• _THE EXERCISE_: Print the listing that follows, character for character.

---------- INPUT

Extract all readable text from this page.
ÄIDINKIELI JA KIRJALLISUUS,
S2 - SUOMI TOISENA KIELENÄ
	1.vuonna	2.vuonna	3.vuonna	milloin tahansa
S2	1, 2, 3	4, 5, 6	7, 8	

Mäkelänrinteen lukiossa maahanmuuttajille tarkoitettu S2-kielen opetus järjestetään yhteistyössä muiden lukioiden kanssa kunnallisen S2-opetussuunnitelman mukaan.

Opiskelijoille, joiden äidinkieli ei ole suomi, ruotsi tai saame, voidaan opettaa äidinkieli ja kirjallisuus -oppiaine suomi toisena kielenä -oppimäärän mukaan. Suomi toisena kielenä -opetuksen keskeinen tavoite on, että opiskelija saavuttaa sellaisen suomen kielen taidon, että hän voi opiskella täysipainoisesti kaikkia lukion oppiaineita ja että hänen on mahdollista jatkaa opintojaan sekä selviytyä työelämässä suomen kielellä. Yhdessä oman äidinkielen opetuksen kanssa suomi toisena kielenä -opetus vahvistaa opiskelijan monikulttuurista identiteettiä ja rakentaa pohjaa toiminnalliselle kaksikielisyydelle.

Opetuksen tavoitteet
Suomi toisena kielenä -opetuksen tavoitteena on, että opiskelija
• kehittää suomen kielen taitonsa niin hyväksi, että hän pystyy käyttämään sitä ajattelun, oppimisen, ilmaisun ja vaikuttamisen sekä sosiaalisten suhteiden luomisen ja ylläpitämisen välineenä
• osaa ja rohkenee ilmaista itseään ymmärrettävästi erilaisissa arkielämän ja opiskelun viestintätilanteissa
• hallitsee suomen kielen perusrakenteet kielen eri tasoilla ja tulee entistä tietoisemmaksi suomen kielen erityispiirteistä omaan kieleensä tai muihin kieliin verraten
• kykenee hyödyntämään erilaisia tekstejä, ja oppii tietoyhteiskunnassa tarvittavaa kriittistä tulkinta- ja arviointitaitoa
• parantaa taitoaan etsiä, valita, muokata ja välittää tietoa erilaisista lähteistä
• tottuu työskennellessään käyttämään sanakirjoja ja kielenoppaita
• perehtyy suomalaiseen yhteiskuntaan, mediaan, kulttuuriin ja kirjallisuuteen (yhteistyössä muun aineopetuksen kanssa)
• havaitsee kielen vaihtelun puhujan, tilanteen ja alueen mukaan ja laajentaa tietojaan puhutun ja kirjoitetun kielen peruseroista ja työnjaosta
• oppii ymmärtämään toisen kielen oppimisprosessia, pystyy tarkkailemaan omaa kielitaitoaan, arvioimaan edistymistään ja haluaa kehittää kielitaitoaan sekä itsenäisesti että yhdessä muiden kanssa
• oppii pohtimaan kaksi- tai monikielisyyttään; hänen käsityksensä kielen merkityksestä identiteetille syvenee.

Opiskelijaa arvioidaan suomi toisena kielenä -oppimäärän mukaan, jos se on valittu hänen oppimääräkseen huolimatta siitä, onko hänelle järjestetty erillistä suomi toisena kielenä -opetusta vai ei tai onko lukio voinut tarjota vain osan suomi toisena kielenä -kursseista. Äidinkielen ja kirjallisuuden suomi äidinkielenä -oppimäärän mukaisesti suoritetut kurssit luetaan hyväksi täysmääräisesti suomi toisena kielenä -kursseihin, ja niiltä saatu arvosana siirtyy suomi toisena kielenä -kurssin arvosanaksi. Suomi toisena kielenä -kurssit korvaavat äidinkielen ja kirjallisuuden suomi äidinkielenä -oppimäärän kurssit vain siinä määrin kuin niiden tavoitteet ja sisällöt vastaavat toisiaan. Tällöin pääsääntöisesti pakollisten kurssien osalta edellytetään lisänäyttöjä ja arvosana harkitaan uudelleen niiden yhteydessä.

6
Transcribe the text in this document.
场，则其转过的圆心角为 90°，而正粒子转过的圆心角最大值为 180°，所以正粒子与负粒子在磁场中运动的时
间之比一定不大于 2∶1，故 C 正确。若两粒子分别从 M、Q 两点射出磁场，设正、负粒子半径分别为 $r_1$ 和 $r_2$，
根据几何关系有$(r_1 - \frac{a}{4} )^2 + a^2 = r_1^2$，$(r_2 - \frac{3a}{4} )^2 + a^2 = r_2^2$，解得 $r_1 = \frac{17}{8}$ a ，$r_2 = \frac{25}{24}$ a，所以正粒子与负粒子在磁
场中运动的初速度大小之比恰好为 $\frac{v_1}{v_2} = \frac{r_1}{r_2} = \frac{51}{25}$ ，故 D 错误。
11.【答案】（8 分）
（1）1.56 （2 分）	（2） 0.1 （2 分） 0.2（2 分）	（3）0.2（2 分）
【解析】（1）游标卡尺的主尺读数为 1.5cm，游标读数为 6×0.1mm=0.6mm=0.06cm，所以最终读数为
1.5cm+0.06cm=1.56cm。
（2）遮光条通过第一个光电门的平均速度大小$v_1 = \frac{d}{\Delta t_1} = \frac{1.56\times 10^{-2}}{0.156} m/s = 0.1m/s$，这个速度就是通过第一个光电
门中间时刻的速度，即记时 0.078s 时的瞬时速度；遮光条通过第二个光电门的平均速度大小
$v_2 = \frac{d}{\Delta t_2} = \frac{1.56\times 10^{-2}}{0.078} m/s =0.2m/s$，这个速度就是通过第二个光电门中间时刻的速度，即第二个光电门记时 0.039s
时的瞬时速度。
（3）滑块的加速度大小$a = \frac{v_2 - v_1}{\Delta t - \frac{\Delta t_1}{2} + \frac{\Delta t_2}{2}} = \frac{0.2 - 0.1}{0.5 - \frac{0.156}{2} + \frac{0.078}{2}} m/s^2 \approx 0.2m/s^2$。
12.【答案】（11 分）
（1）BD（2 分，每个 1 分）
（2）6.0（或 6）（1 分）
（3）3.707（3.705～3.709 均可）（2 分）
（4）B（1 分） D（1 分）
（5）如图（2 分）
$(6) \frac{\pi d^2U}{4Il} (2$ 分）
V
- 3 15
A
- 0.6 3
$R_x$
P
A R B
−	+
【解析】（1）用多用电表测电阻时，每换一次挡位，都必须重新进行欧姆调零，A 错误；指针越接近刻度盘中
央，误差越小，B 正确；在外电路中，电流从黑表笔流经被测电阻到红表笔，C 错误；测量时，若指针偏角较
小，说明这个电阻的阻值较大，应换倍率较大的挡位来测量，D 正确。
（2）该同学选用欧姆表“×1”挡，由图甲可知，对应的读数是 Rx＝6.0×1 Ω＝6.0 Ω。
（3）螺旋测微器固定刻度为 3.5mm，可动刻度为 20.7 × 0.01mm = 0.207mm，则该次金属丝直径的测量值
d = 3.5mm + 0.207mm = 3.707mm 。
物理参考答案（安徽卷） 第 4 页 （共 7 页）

--------------------

• _TASK SOLUTION_:
Extract all readable text from this page.
ÄIDINKIELI JA KIRJALLISUUS,
S2 - SUOMI TOISENA KIELENÄ
	1.vuonna	2.vuonna	3.vuonna	milloin tahansa
S2	1, 2, 3	4, 5, 6	7, 8	

Mäkelänrinteen lukiossa maahanmuuttajille tarkoitettu S2-kielen opetus järjestetään yhteistyössä muiden lukioiden kanssa kunnallisen S2-opetussuunnitelman mukaan.

Opiskelijoille, joiden äidinkieli ei ole suomi, ruotsi tai saame, voidaan opettaa äidinkieli ja kirjallisuus -oppiaine suomi toisena kielenä -oppimäärän mukaan. Suomi toisena kielenä -opetuksen keskeinen tavoite on, että opiskelija saavuttaa sellaisen suomen kielen taidon, että hän voi opiskella täysipainoisesti kaikkia lukion oppiaineita ja että hänen on mahdollista jatkaa opintojaan sekä selviytyä työelämässä suomen kielellä. Yhdessä oman äidinkielen opetuksen kanssa suomi toisena kielenä -opetus vahvistaa opiskelijan monikulttuurista identiteettiä ja rakentaa pohjaa toiminnalliselle kaksikielisyydelle.

Opetuksen tavoitteet
Suomi toisena kielenä -opetuksen tavoitteena on, että opiskelija
• kehittää suomen kielen taitonsa niin hyväksi, että hän pystyy käyttämään sitä ajattelun, oppimisen, ilmaisun ja vaikuttamisen sekä sosiaalisten suhteiden luomisen ja ylläpitämisen välineenä
• osaa ja rohkenee ilmaista itseään ymmärrettävästi erilaisissa arkielämän ja opiskelun viestintätilanteissa
• hallitsee suomen kielen perusrakenteet kielen eri tasoilla ja tulee entistä tietoisemmaksi suomen kielen erityispiirteistä omaan kieleensä tai muihin kieliin verraten
• kykenee hyödyntämään erilaisia tekstejä, ja oppii tietoyhteiskunnassa tarvittavaa kriittistä tulkinta- ja arviointitaitoa
• parantaa taitoaan etsiä, valita, muokata ja välittää tietoa erilaisista lähteistä
• tottuu työskennellessään käyttämään sanakirjoja ja kielenoppaita
• perehtyy suomalaiseen yhteiskuntaan, mediaan, kulttuuriin ja kirjallisuuteen (yhteistyössä muun aineopetuksen kanssa)
• havaitsee kielen vaihtelun puhujan, tilanteen ja alueen mukaan ja laajentaa tietojaan puhutun ja kirjoitetun kielen peruseroista ja työnjaosta
• oppii ymmärtämään toisen kielen oppimisprosessia, pystyy tarkkailemaan omaa kielitaitoaan, arvioimaan edistymistään ja haluaa kehittää kielitaitoaan sekä itsenäisesti että yhdessä muiden kanssa
• oppii pohtimaan kaksi- tai monikielisyyttään; hänen käsityksensä kielen merkityksestä identiteetille syvenee.

Opiskelijaa arvioidaan suomi toisena kielenä -oppimäärän mukaan, jos se on valittu hänen oppimääräkseen huolimatta siitä, onko hänelle järjestetty erillistä suomi toisena kielenä -opetusta vai ei tai onko lukio voinut tarjota vain osan suomi toisena kielenä -kursseista. Äidinkielen ja kirjallisuuden suomi äidinkielenä -oppimäärän mukaisesti suoritetut kurssit luetaan hyväksi täysmääräisesti suomi toisena kielenä -kursseihin, ja niiltä saatu arvosana siirtyy suomi toisena kielenä -kurssin arvosanaksi. Suomi toisena kielenä -kurssit korvaavat äidinkielen ja kirjallisuuden suomi äidinkielenä -oppimäärän kurssit vain siinä määrin kuin niiden tavoitteet ja sisällöt vastaavat toisiaan. Tällöin pääsääntöisesti pakollisten kurssien osalta edellytetään lisänäyttöjä ja arvosana harkitaan uudelleen niiden yhteydessä.

6
Transcribe the text in this document.
场，则其转过的圆心角为 90°，而正粒子转过的圆心角最大值为 180°，所以正粒子与负粒子在磁场中运动的时
间之比一定不大于 2∶1，故 C 正确。若两粒子分别从 M、Q 两点射出磁场，设正、负粒子半径分别为 $r_1$ 和 $r_2$，
根据几何关系有$(r_1 - \frac{a}{4} )^2 + a^2 = r_1^2$，$(r_2 - \frac{3a}{4} )^2 + a^2 = r_2^2$，解得 $r_1 = \frac{17}{8}$ a ，$r_2 = \frac{25}{24}$ a，所以正粒子与负粒子在磁
场中运动的初速度大小之比恰好为 $\frac{v_1}{v_2} = \frac{r_1}{r_2} = \frac{51}{25}$ ，故 D 错误。
11.【答案】（8 分）
（1）1.56 （2 分）	（2） 0.1 （2 分） 0.2（2 分）	（3）0.2（2 分）
【解析】（1）游标卡尺的主尺读数为 1.5cm，游标读数为 6×0.1mm=0.6mm=0.06cm，所以最终读数为
1.5cm+0.06cm=1.56cm。
（2）遮光条通过第一个光电门的平均速度大小$v_1 = \frac{d}{\Delta t_1} = \frac{1.56\times 10^{-2}}{0.156} m/s = 0.1m/s$，这个速度就是通过第一个光电
门中间时刻的速度，即记时 0.078s 时的瞬时速度；遮光条通过第二个光电门的平均速度大小
$v_2 = \frac{d}{\Delta t_2} = \frac{1.56\times 10^{-2}}{0.078} m/s =0.2m/s$，这个速度就是通过第二个光电门中间时刻的速度，即第二个光电门记时 0.039s
时的瞬时速度。
（3）滑块的加速度大小$a = \frac{v_2 - v_1}{\Delta t - \frac{\Delta t_1}{2} + \frac{\Delta t_2}{2}} = \frac{0.2 - 0.1}{0.5 - \frac{0.156}{2} + \frac{0.078}{2}} m/s^2 \approx 0.2m/s^2$。
12.【答案】（11 分）
（1）BD（2 分，每个 1 分）
（2）6.0（或 6）（1 分）
（3）3.707（3.705～3.709 均可）（2 分）
（4）B（1 分） D（1 分）
（5）如图（2 分）
$(6) \frac{\pi d^2U}{4Il} (2$ 分）
V
- 3 15
A
- 0.6 3
$R_x$
P
A R B
−	+
【解析】（1）用多用电表测电阻时，每换一次挡位，都必须重新进行欧姆调零，A 错误；指针越接近刻度盘中
央，误差越小，B 正确；在外电路中，电流从黑表笔流经被测电阻到红表笔，C 错误；测量时，若指针偏角较
小，说明这个电阻的阻值较大，应换倍率较大的挡位来测量，D 正确。
（2）该同学选用欧姆表“×1”挡，由图甲可知，对应的读数是 Rx＝6.0×1 Ω＝6.0 Ω。
（3）螺旋测微器固定刻度为 3.5mm，可动刻度为 20.7 × 0.01mm = 0.207mm，则该次金属丝直径的测量值
d = 3.5mm + 0.207mm = 3.707mm 。
物理参考答案（安徽卷） 第 4 页 （共 7 页）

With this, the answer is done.